*REQUIREMENTS*: Write every line out verbatim and omit the pictures.

* start DATA LISTING *

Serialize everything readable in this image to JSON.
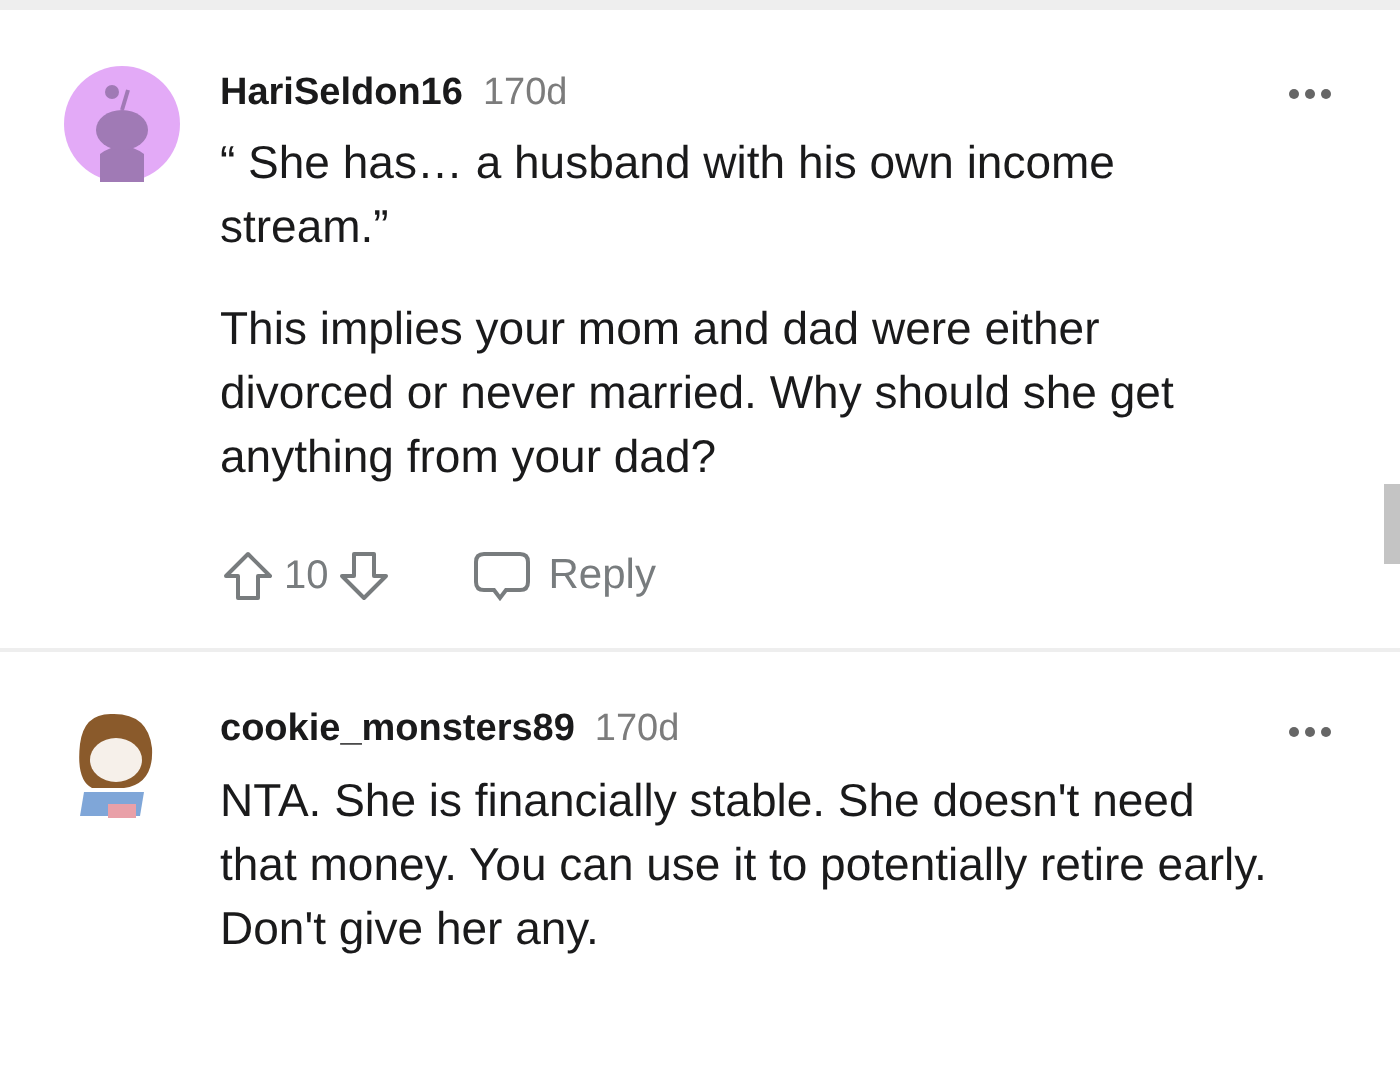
{
  "comments": [
    {
      "author": "HariSeldon16",
      "age": "170d",
      "kind": "snoo",
      "paragraphs": [
        "“ She has… a husband with his own income stream.”",
        "This implies your mom and dad were either divorced or never married. Why should she get anything from your dad?"
      ],
      "votes": "10",
      "reply": "Reply"
    },
    {
      "author": "cookie_monsters89",
      "age": "170d",
      "kind": "character",
      "paragraphs": [
        "NTA. She is financially stable. She doesn't need that money. You can use it to potentially retire early. Don't give her any."
      ]
    }
  ]
}
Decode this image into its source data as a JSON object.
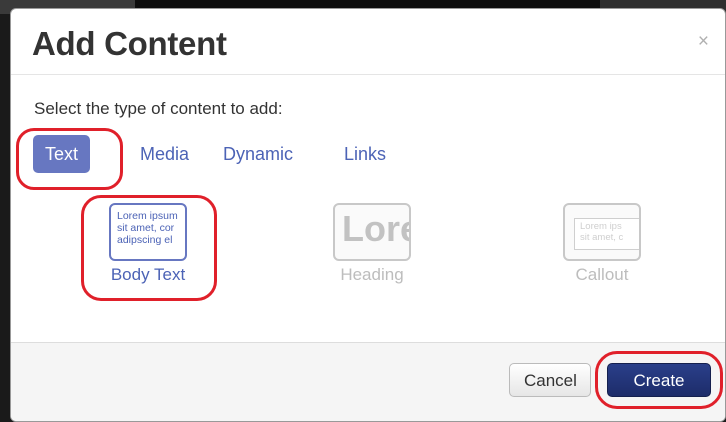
{
  "dialog": {
    "title": "Add Content",
    "close_glyph": "×",
    "prompt": "Select the type of content to add:"
  },
  "tabs": [
    {
      "label": "Text",
      "active": true
    },
    {
      "label": "Media",
      "active": false
    },
    {
      "label": "Dynamic",
      "active": false
    },
    {
      "label": "Links",
      "active": false
    }
  ],
  "content_types": [
    {
      "label": "Body Text",
      "selected": true,
      "thumb_lines": [
        "Lorem ipsum",
        "sit amet, cor",
        "adipscing el"
      ]
    },
    {
      "label": "Heading",
      "selected": false,
      "thumb_text": "Lore"
    },
    {
      "label": "Callout",
      "selected": false,
      "thumb_lines": [
        "Lorem ips",
        "sit amet, c"
      ]
    }
  ],
  "footer": {
    "cancel_label": "Cancel",
    "create_label": "Create"
  },
  "colors": {
    "accent": "#6777c1",
    "link": "#4c63b6",
    "primary_button": "#1d2c69",
    "highlight_ring": "#e0202a"
  }
}
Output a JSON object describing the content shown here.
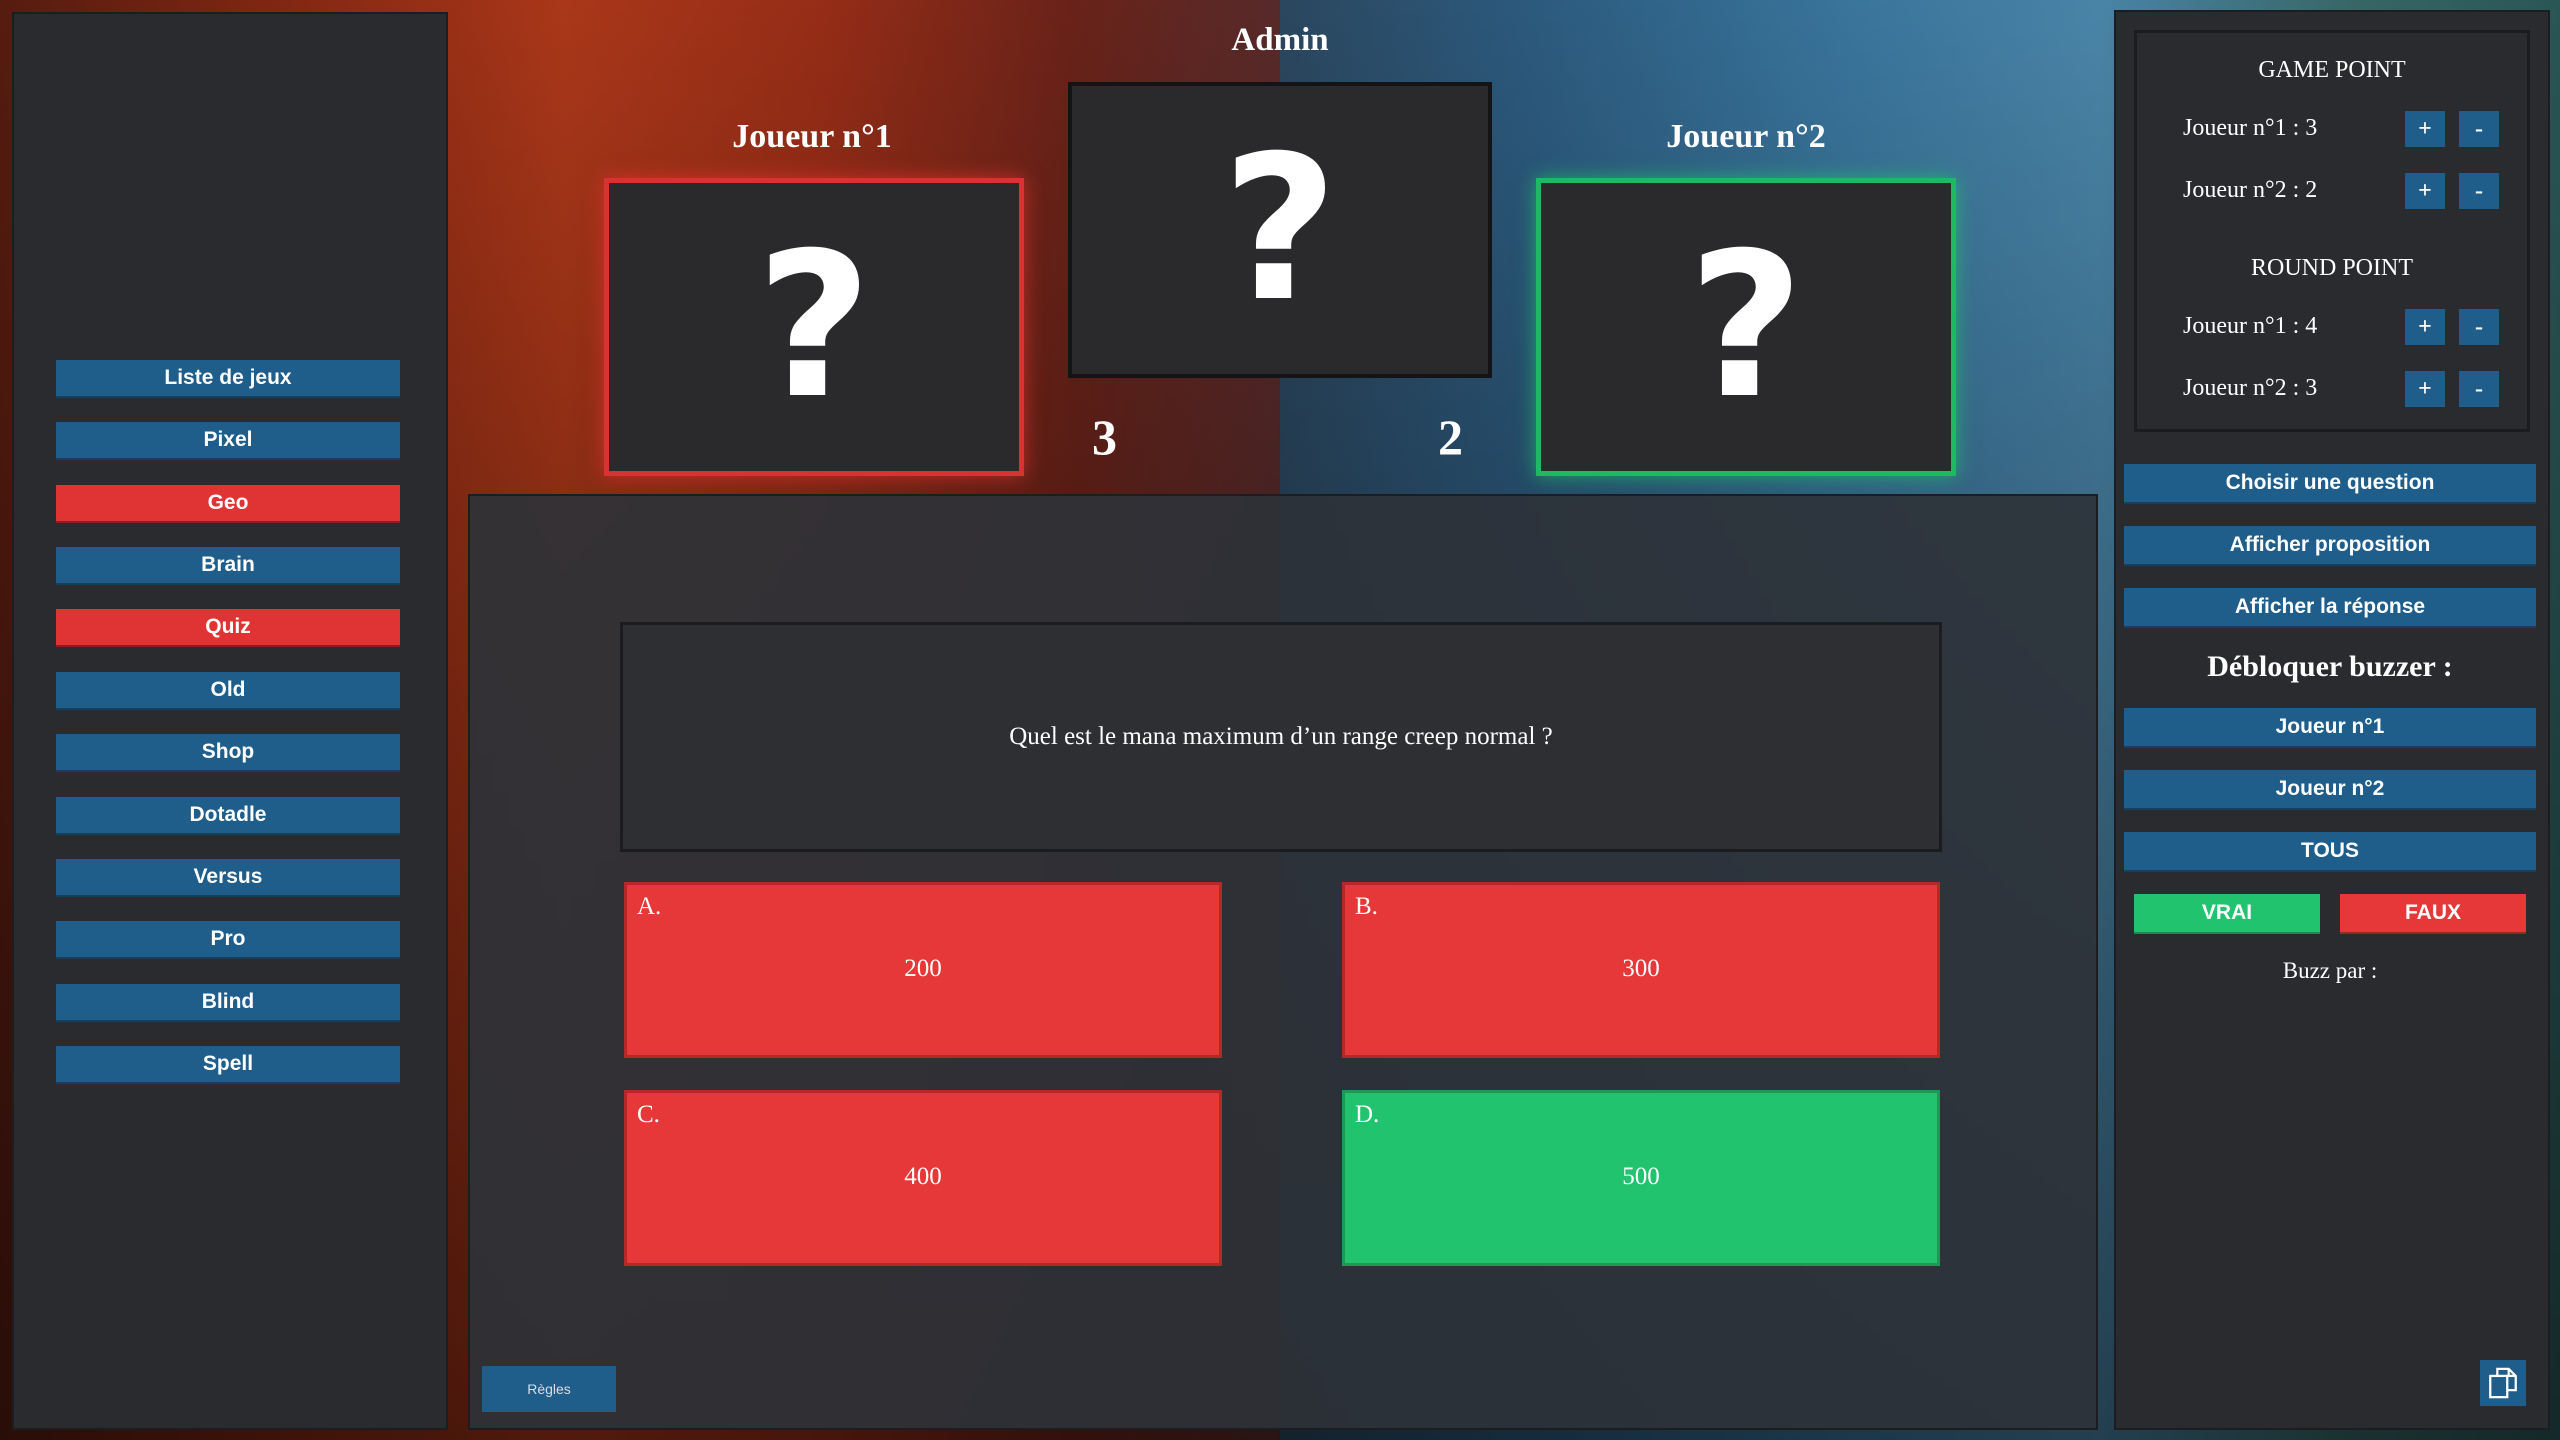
{
  "title": "Admin",
  "games": [
    {
      "label": "Liste de jeux",
      "active": false
    },
    {
      "label": "Pixel",
      "active": false
    },
    {
      "label": "Geo",
      "active": true
    },
    {
      "label": "Brain",
      "active": false
    },
    {
      "label": "Quiz",
      "active": true
    },
    {
      "label": "Old",
      "active": false
    },
    {
      "label": "Shop",
      "active": false
    },
    {
      "label": "Dotadle",
      "active": false
    },
    {
      "label": "Versus",
      "active": false
    },
    {
      "label": "Pro",
      "active": false
    },
    {
      "label": "Blind",
      "active": false
    },
    {
      "label": "Spell",
      "active": false
    }
  ],
  "players": {
    "p1": {
      "name": "Joueur n°1",
      "score": "3",
      "border": "#d83333"
    },
    "p2": {
      "name": "Joueur n°2",
      "score": "2",
      "border": "#1fb865"
    },
    "card_symbol": "?"
  },
  "question": "Quel est le mana maximum d’un range creep normal ?",
  "answers": [
    {
      "letter": "A.",
      "value": "200",
      "state": "red"
    },
    {
      "letter": "B.",
      "value": "300",
      "state": "red"
    },
    {
      "letter": "C.",
      "value": "400",
      "state": "red"
    },
    {
      "letter": "D.",
      "value": "500",
      "state": "green"
    }
  ],
  "rules_label": "Règles",
  "points": {
    "game_title": "GAME POINT",
    "game_p1": "Joueur n°1 : 3",
    "game_p2": "Joueur n°2 : 2",
    "round_title": "ROUND POINT",
    "round_p1": "Joueur n°1 : 4",
    "round_p2": "Joueur n°2 : 3",
    "plus": "+",
    "minus": "-"
  },
  "controls": {
    "choose": "Choisir une question",
    "show_prop": "Afficher proposition",
    "show_answer": "Afficher la réponse",
    "unlock_title": "Débloquer buzzer :",
    "unlock_p1": "Joueur n°1",
    "unlock_p2": "Joueur n°2",
    "unlock_all": "TOUS",
    "true": "VRAI",
    "false": "FAUX",
    "buzz_by": "Buzz par :"
  },
  "colors": {
    "accent": "#1f5d8a",
    "danger": "#e63838",
    "success": "#22c36e"
  }
}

* end DATA LISTING *

*EXPECTED ANSWER*:
Serialize everything readable in this image to JSON.
{
  "comments": [
    {
      "author": "HariSeldon16",
      "age": "170d",
      "kind": "snoo",
      "paragraphs": [
        "“ She has… a husband with his own income stream.”",
        "This implies your mom and dad were either divorced or never married. Why should she get anything from your dad?"
      ],
      "votes": "10",
      "reply": "Reply"
    },
    {
      "author": "cookie_monsters89",
      "age": "170d",
      "kind": "character",
      "paragraphs": [
        "NTA. She is financially stable. She doesn't need that money. You can use it to potentially retire early. Don't give her any."
      ]
    }
  ]
}
Decode this image into its source data as a JSON object.
{
  "dialog": {
    "title": "Add Content",
    "close_glyph": "×",
    "prompt": "Select the type of content to add:"
  },
  "tabs": [
    {
      "label": "Text",
      "active": true
    },
    {
      "label": "Media",
      "active": false
    },
    {
      "label": "Dynamic",
      "active": false
    },
    {
      "label": "Links",
      "active": false
    }
  ],
  "content_types": [
    {
      "label": "Body Text",
      "selected": true,
      "thumb_lines": [
        "Lorem ipsum",
        "sit amet, cor",
        "adipscing el"
      ]
    },
    {
      "label": "Heading",
      "selected": false,
      "thumb_text": "Lore"
    },
    {
      "label": "Callout",
      "selected": false,
      "thumb_lines": [
        "Lorem ips",
        "sit amet, c"
      ]
    }
  ],
  "footer": {
    "cancel_label": "Cancel",
    "create_label": "Create"
  },
  "colors": {
    "accent": "#6777c1",
    "link": "#4c63b6",
    "primary_button": "#1d2c69",
    "highlight_ring": "#e0202a"
  }
}
Output a JSON object describing the content shown here.
{
  "title": "Admin",
  "games": [
    {
      "label": "Liste de jeux",
      "active": false
    },
    {
      "label": "Pixel",
      "active": false
    },
    {
      "label": "Geo",
      "active": true
    },
    {
      "label": "Brain",
      "active": false
    },
    {
      "label": "Quiz",
      "active": true
    },
    {
      "label": "Old",
      "active": false
    },
    {
      "label": "Shop",
      "active": false
    },
    {
      "label": "Dotadle",
      "active": false
    },
    {
      "label": "Versus",
      "active": false
    },
    {
      "label": "Pro",
      "active": false
    },
    {
      "label": "Blind",
      "active": false
    },
    {
      "label": "Spell",
      "active": false
    }
  ],
  "players": {
    "p1": {
      "name": "Joueur n°1",
      "score": "3",
      "border": "#d83333"
    },
    "p2": {
      "name": "Joueur n°2",
      "score": "2",
      "border": "#1fb865"
    },
    "card_symbol": "?"
  },
  "question": "Quel est le mana maximum d’un range creep normal ?",
  "answers": [
    {
      "letter": "A.",
      "value": "200",
      "state": "red"
    },
    {
      "letter": "B.",
      "value": "300",
      "state": "red"
    },
    {
      "letter": "C.",
      "value": "400",
      "state": "red"
    },
    {
      "letter": "D.",
      "value": "500",
      "state": "green"
    }
  ],
  "rules_label": "Règles",
  "points": {
    "game_title": "GAME POINT",
    "game_p1": "Joueur n°1 : 3",
    "game_p2": "Joueur n°2 : 2",
    "round_title": "ROUND POINT",
    "round_p1": "Joueur n°1 : 4",
    "round_p2": "Joueur n°2 : 3",
    "plus": "+",
    "minus": "-"
  },
  "controls": {
    "choose": "Choisir une question",
    "show_prop": "Afficher proposition",
    "show_answer": "Afficher la réponse",
    "unlock_title": "Débloquer buzzer :",
    "unlock_p1": "Joueur n°1",
    "unlock_p2": "Joueur n°2",
    "unlock_all": "TOUS",
    "true": "VRAI",
    "false": "FAUX",
    "buzz_by": "Buzz par :"
  },
  "colors": {
    "accent": "#1f5d8a",
    "danger": "#e63838",
    "success": "#22c36e"
  }
}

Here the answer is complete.